**GIVEN REQUEST**.
Every line of the records must be repeated exactly; pictures stay out.

**Entries from a dataset**.
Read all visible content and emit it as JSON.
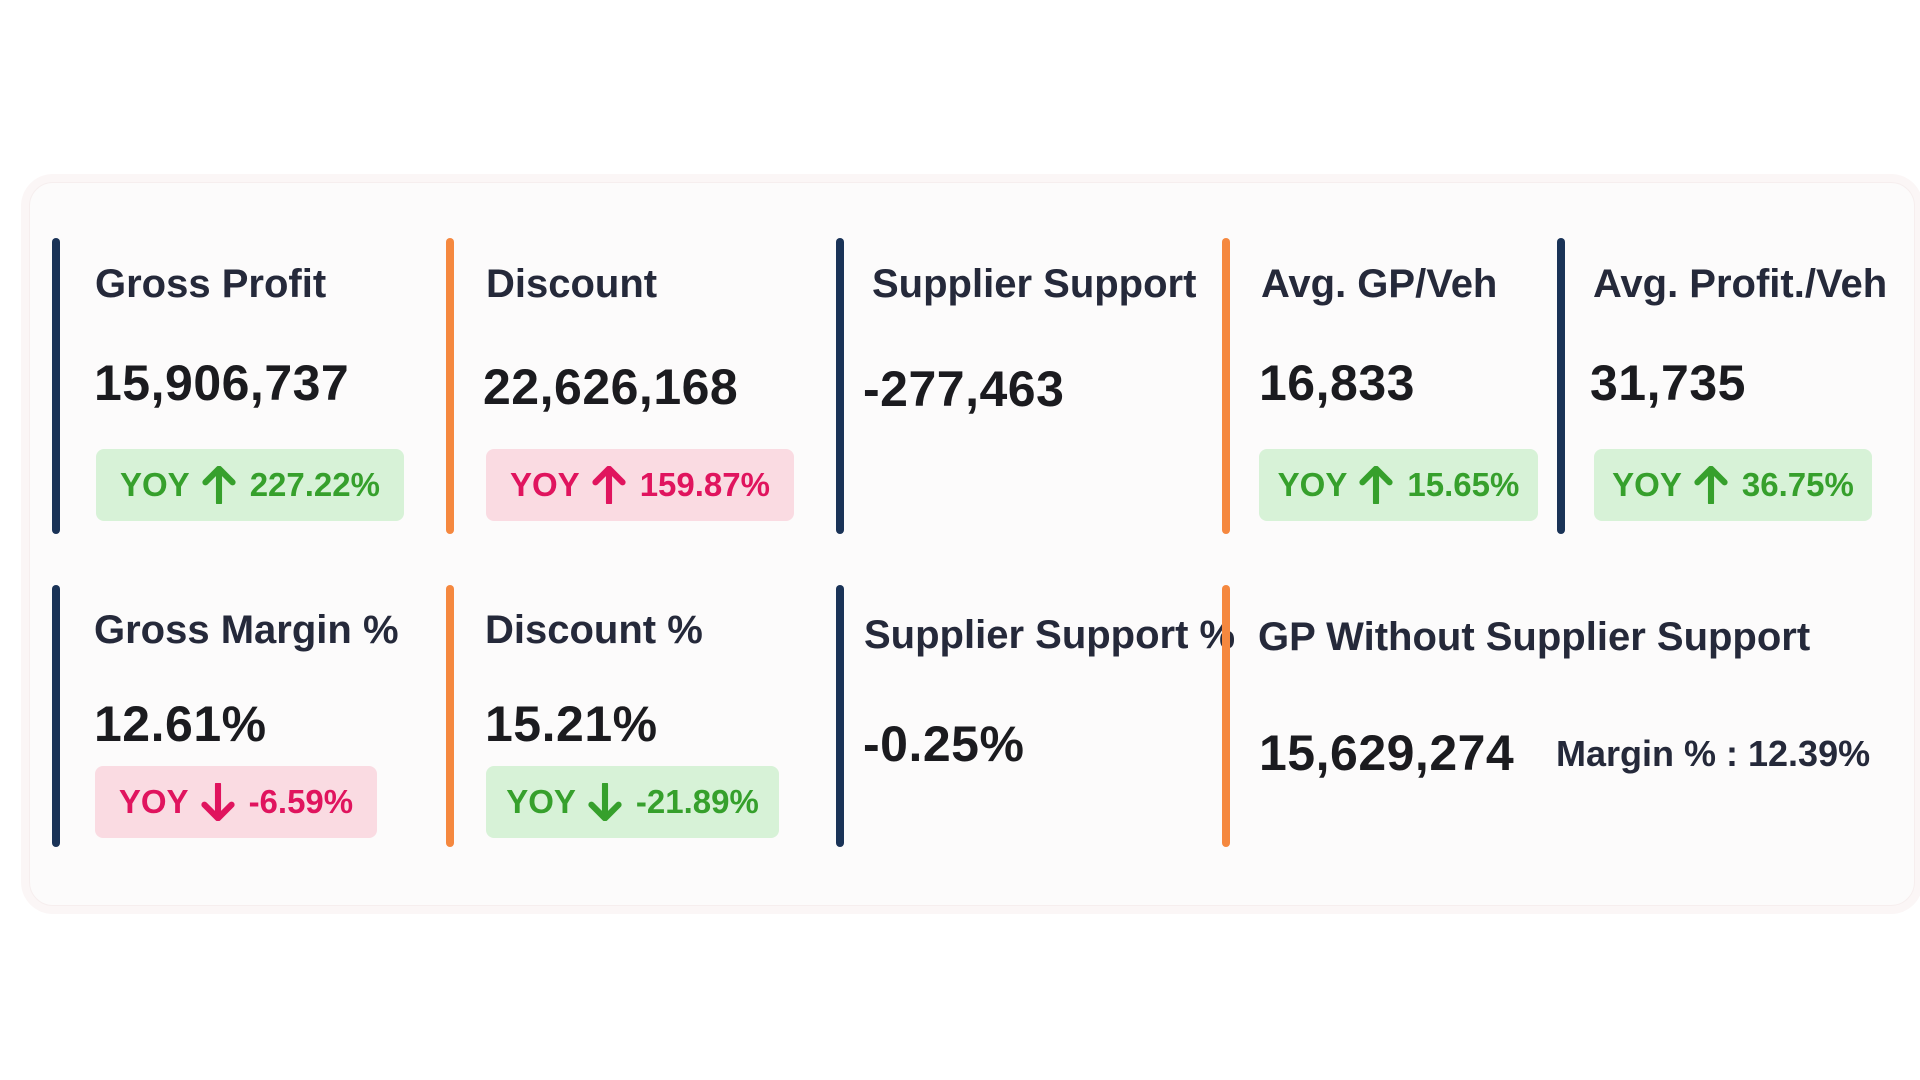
{
  "colors": {
    "navy": "#1a3357",
    "orange": "#f5883f",
    "positive_badge_bg": "#d7f2d7",
    "positive_text": "#36a02c",
    "negative_badge_bg": "#fadbe2",
    "negative_text": "#e0145e"
  },
  "cards": {
    "gross_profit": {
      "title": "Gross Profit",
      "value": "15,906,737",
      "yoy_label": "YOY",
      "yoy_value": "227.22%",
      "arrow": "arrow-up-icon"
    },
    "discount": {
      "title": "Discount",
      "value": "22,626,168",
      "yoy_label": "YOY",
      "yoy_value": "159.87%",
      "arrow": "arrow-up-icon"
    },
    "supplier_support": {
      "title": "Supplier Support",
      "value": "-277,463"
    },
    "avg_gp_veh": {
      "title": "Avg. GP/Veh",
      "value": "16,833",
      "yoy_label": "YOY",
      "yoy_value": "15.65%",
      "arrow": "arrow-up-icon"
    },
    "avg_profit_veh": {
      "title": "Avg. Profit./Veh",
      "value": "31,735",
      "yoy_label": "YOY",
      "yoy_value": "36.75%",
      "arrow": "arrow-up-icon"
    },
    "gross_margin_pct": {
      "title": "Gross Margin %",
      "value": "12.61%",
      "yoy_label": "YOY",
      "yoy_value": "-6.59%",
      "arrow": "arrow-down-icon"
    },
    "discount_pct": {
      "title": "Discount %",
      "value": "15.21%",
      "yoy_label": "YOY",
      "yoy_value": "-21.89%",
      "arrow": "arrow-down-icon"
    },
    "supplier_support_pct": {
      "title": "Supplier Support %",
      "value": "-0.25%"
    },
    "gp_without_supplier_support": {
      "title": "GP Without Supplier Support",
      "value": "15,629,274",
      "margin_text": "Margin % : 12.39%"
    }
  }
}
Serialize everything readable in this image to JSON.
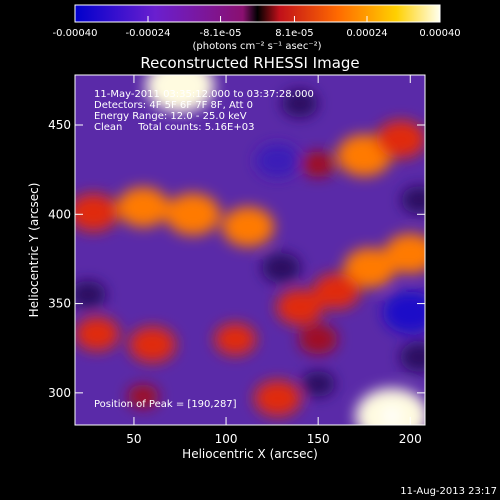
{
  "chart_data": {
    "type": "heatmap",
    "title": "Reconstructed RHESSI Image",
    "xlabel": "Heliocentric X (arcsec)",
    "ylabel": "Heliocentric Y (arcsec)",
    "xlim": [
      18,
      208
    ],
    "ylim": [
      282,
      478
    ],
    "x_ticks": [
      50,
      100,
      150,
      200
    ],
    "y_ticks": [
      300,
      350,
      400,
      450
    ],
    "colorbar": {
      "range": [
        -0.0004,
        0.0004
      ],
      "tick_values": [
        -0.0004,
        -0.00024,
        -8.1e-05,
        8.1e-05,
        0.00024,
        0.0004
      ],
      "tick_labels": [
        "-0.00040",
        "-0.00024",
        "-8.1e-05",
        "8.1e-05",
        "0.00024",
        "0.00040"
      ],
      "units": "(photons cm⁻² s⁻¹ asec⁻²)",
      "colors": [
        "#0000cc",
        "#7a1fcf",
        "#c01a3a",
        "#ff5a00",
        "#ffd000",
        "#ffffe6"
      ]
    },
    "annotations": [
      "11-May-2011 03:35:12.000 to 03:37:28.000",
      "Detectors: 4F 5F 6F 7F 8F, Att 0",
      "Energy Range: 12.0 - 25.0 keV",
      "Clean     Total counts: 5.16E+03"
    ],
    "peak_label": "Position of Peak = [190,287]",
    "peak": [
      190,
      287
    ],
    "blobs": [
      {
        "x": 75,
        "y": 472,
        "value": 0.00037
      },
      {
        "x": 190,
        "y": 287,
        "value": 0.0004
      },
      {
        "x": 175,
        "y": 433,
        "value": 0.00026
      },
      {
        "x": 195,
        "y": 442,
        "value": 0.00022
      },
      {
        "x": 150,
        "y": 428,
        "value": 0.0001
      },
      {
        "x": 28,
        "y": 401,
        "value": 0.00022
      },
      {
        "x": 55,
        "y": 404,
        "value": 0.00024
      },
      {
        "x": 82,
        "y": 400,
        "value": 0.00026
      },
      {
        "x": 112,
        "y": 393,
        "value": 0.00024
      },
      {
        "x": 200,
        "y": 378,
        "value": 0.00024
      },
      {
        "x": 178,
        "y": 370,
        "value": 0.00024
      },
      {
        "x": 160,
        "y": 357,
        "value": 0.0002
      },
      {
        "x": 140,
        "y": 348,
        "value": 0.0002
      },
      {
        "x": 30,
        "y": 333,
        "value": 0.00018
      },
      {
        "x": 60,
        "y": 327,
        "value": 0.0002
      },
      {
        "x": 105,
        "y": 330,
        "value": 0.00016
      },
      {
        "x": 150,
        "y": 330,
        "value": 0.00014
      },
      {
        "x": 128,
        "y": 297,
        "value": 0.0002
      },
      {
        "x": 55,
        "y": 298,
        "value": 8e-05
      },
      {
        "x": 140,
        "y": 462,
        "value": -0.00012
      },
      {
        "x": 128,
        "y": 430,
        "value": -0.00018
      },
      {
        "x": 205,
        "y": 408,
        "value": -0.00012
      },
      {
        "x": 200,
        "y": 345,
        "value": -0.00026
      },
      {
        "x": 150,
        "y": 305,
        "value": -0.0001
      },
      {
        "x": 130,
        "y": 370,
        "value": -0.00014
      },
      {
        "x": 25,
        "y": 355,
        "value": -0.00012
      },
      {
        "x": 205,
        "y": 320,
        "value": -0.00014
      }
    ]
  },
  "timestamp": "11-Aug-2013 23:17"
}
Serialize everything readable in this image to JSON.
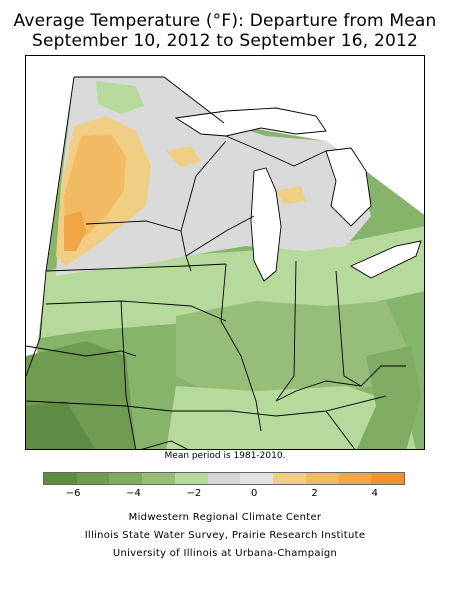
{
  "title_line1": "Average Temperature (°F): Departure from Mean",
  "title_line2": "September 10, 2012 to September 16, 2012",
  "mean_note": "Mean period is 1981-2010.",
  "legend": {
    "colors": [
      "#5e8c44",
      "#6f9b52",
      "#80ab63",
      "#96be79",
      "#b6d99c",
      "#d6d6d6",
      "#e2e2e2",
      "#f0cf84",
      "#f2bb63",
      "#f0a547",
      "#f0922e"
    ],
    "ticks": [
      {
        "label": "−6",
        "value": -6
      },
      {
        "label": "−4",
        "value": -4
      },
      {
        "label": "−2",
        "value": -2
      },
      {
        "label": "0",
        "value": 0
      },
      {
        "label": "2",
        "value": 2
      },
      {
        "label": "4",
        "value": 4
      }
    ],
    "range": [
      -7,
      5
    ]
  },
  "credits": {
    "line1": "Midwestern Regional Climate Center",
    "line2": "Illinois State Water Survey, Prairie Research Institute",
    "line3": "University of Illinois at Urbana-Champaign"
  }
}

**EXPECTED OUTPUT**.
Read all visible content and emit it as JSON.
{
  "colors": {
    "navy": "#1a3357",
    "orange": "#f5883f",
    "positive_badge_bg": "#d7f2d7",
    "positive_text": "#36a02c",
    "negative_badge_bg": "#fadbe2",
    "negative_text": "#e0145e"
  },
  "cards": {
    "gross_profit": {
      "title": "Gross Profit",
      "value": "15,906,737",
      "yoy_label": "YOY",
      "yoy_value": "227.22%",
      "arrow": "arrow-up-icon"
    },
    "discount": {
      "title": "Discount",
      "value": "22,626,168",
      "yoy_label": "YOY",
      "yoy_value": "159.87%",
      "arrow": "arrow-up-icon"
    },
    "supplier_support": {
      "title": "Supplier Support",
      "value": "-277,463"
    },
    "avg_gp_veh": {
      "title": "Avg. GP/Veh",
      "value": "16,833",
      "yoy_label": "YOY",
      "yoy_value": "15.65%",
      "arrow": "arrow-up-icon"
    },
    "avg_profit_veh": {
      "title": "Avg. Profit./Veh",
      "value": "31,735",
      "yoy_label": "YOY",
      "yoy_value": "36.75%",
      "arrow": "arrow-up-icon"
    },
    "gross_margin_pct": {
      "title": "Gross Margin %",
      "value": "12.61%",
      "yoy_label": "YOY",
      "yoy_value": "-6.59%",
      "arrow": "arrow-down-icon"
    },
    "discount_pct": {
      "title": "Discount %",
      "value": "15.21%",
      "yoy_label": "YOY",
      "yoy_value": "-21.89%",
      "arrow": "arrow-down-icon"
    },
    "supplier_support_pct": {
      "title": "Supplier Support %",
      "value": "-0.25%"
    },
    "gp_without_supplier_support": {
      "title": "GP Without Supplier Support",
      "value": "15,629,274",
      "margin_text": "Margin % : 12.39%"
    }
  }
}
Serialize everything readable in this image to JSON.
{
  "chart_data": {
    "type": "heatmap",
    "title": "Reconstructed RHESSI Image",
    "xlabel": "Heliocentric X (arcsec)",
    "ylabel": "Heliocentric Y (arcsec)",
    "xlim": [
      18,
      208
    ],
    "ylim": [
      282,
      478
    ],
    "x_ticks": [
      50,
      100,
      150,
      200
    ],
    "y_ticks": [
      300,
      350,
      400,
      450
    ],
    "colorbar": {
      "range": [
        -0.0004,
        0.0004
      ],
      "tick_values": [
        -0.0004,
        -0.00024,
        -8.1e-05,
        8.1e-05,
        0.00024,
        0.0004
      ],
      "tick_labels": [
        "-0.00040",
        "-0.00024",
        "-8.1e-05",
        "8.1e-05",
        "0.00024",
        "0.00040"
      ],
      "units": "(photons cm⁻² s⁻¹ asec⁻²)",
      "colors": [
        "#0000cc",
        "#7a1fcf",
        "#c01a3a",
        "#ff5a00",
        "#ffd000",
        "#ffffe6"
      ]
    },
    "annotations": [
      "11-May-2011 03:35:12.000 to 03:37:28.000",
      "Detectors: 4F 5F 6F 7F 8F, Att 0",
      "Energy Range: 12.0 - 25.0 keV",
      "Clean     Total counts: 5.16E+03"
    ],
    "peak_label": "Position of Peak = [190,287]",
    "peak": [
      190,
      287
    ],
    "blobs": [
      {
        "x": 75,
        "y": 472,
        "value": 0.00037
      },
      {
        "x": 190,
        "y": 287,
        "value": 0.0004
      },
      {
        "x": 175,
        "y": 433,
        "value": 0.00026
      },
      {
        "x": 195,
        "y": 442,
        "value": 0.00022
      },
      {
        "x": 150,
        "y": 428,
        "value": 0.0001
      },
      {
        "x": 28,
        "y": 401,
        "value": 0.00022
      },
      {
        "x": 55,
        "y": 404,
        "value": 0.00024
      },
      {
        "x": 82,
        "y": 400,
        "value": 0.00026
      },
      {
        "x": 112,
        "y": 393,
        "value": 0.00024
      },
      {
        "x": 200,
        "y": 378,
        "value": 0.00024
      },
      {
        "x": 178,
        "y": 370,
        "value": 0.00024
      },
      {
        "x": 160,
        "y": 357,
        "value": 0.0002
      },
      {
        "x": 140,
        "y": 348,
        "value": 0.0002
      },
      {
        "x": 30,
        "y": 333,
        "value": 0.00018
      },
      {
        "x": 60,
        "y": 327,
        "value": 0.0002
      },
      {
        "x": 105,
        "y": 330,
        "value": 0.00016
      },
      {
        "x": 150,
        "y": 330,
        "value": 0.00014
      },
      {
        "x": 128,
        "y": 297,
        "value": 0.0002
      },
      {
        "x": 55,
        "y": 298,
        "value": 8e-05
      },
      {
        "x": 140,
        "y": 462,
        "value": -0.00012
      },
      {
        "x": 128,
        "y": 430,
        "value": -0.00018
      },
      {
        "x": 205,
        "y": 408,
        "value": -0.00012
      },
      {
        "x": 200,
        "y": 345,
        "value": -0.00026
      },
      {
        "x": 150,
        "y": 305,
        "value": -0.0001
      },
      {
        "x": 130,
        "y": 370,
        "value": -0.00014
      },
      {
        "x": 25,
        "y": 355,
        "value": -0.00012
      },
      {
        "x": 205,
        "y": 320,
        "value": -0.00014
      }
    ]
  },
  "timestamp": "11-Aug-2013 23:17"
}
Serialize everything readable in this image to JSON.
{
  "title_line1": "Average Temperature (°F): Departure from Mean",
  "title_line2": "September 10, 2012 to September 16, 2012",
  "mean_note": "Mean period is 1981-2010.",
  "legend": {
    "colors": [
      "#5e8c44",
      "#6f9b52",
      "#80ab63",
      "#96be79",
      "#b6d99c",
      "#d6d6d6",
      "#e2e2e2",
      "#f0cf84",
      "#f2bb63",
      "#f0a547",
      "#f0922e"
    ],
    "ticks": [
      {
        "label": "−6",
        "value": -6
      },
      {
        "label": "−4",
        "value": -4
      },
      {
        "label": "−2",
        "value": -2
      },
      {
        "label": "0",
        "value": 0
      },
      {
        "label": "2",
        "value": 2
      },
      {
        "label": "4",
        "value": 4
      }
    ],
    "range": [
      -7,
      5
    ]
  },
  "credits": {
    "line1": "Midwestern Regional Climate Center",
    "line2": "Illinois State Water Survey, Prairie Research Institute",
    "line3": "University of Illinois at Urbana-Champaign"
  }
}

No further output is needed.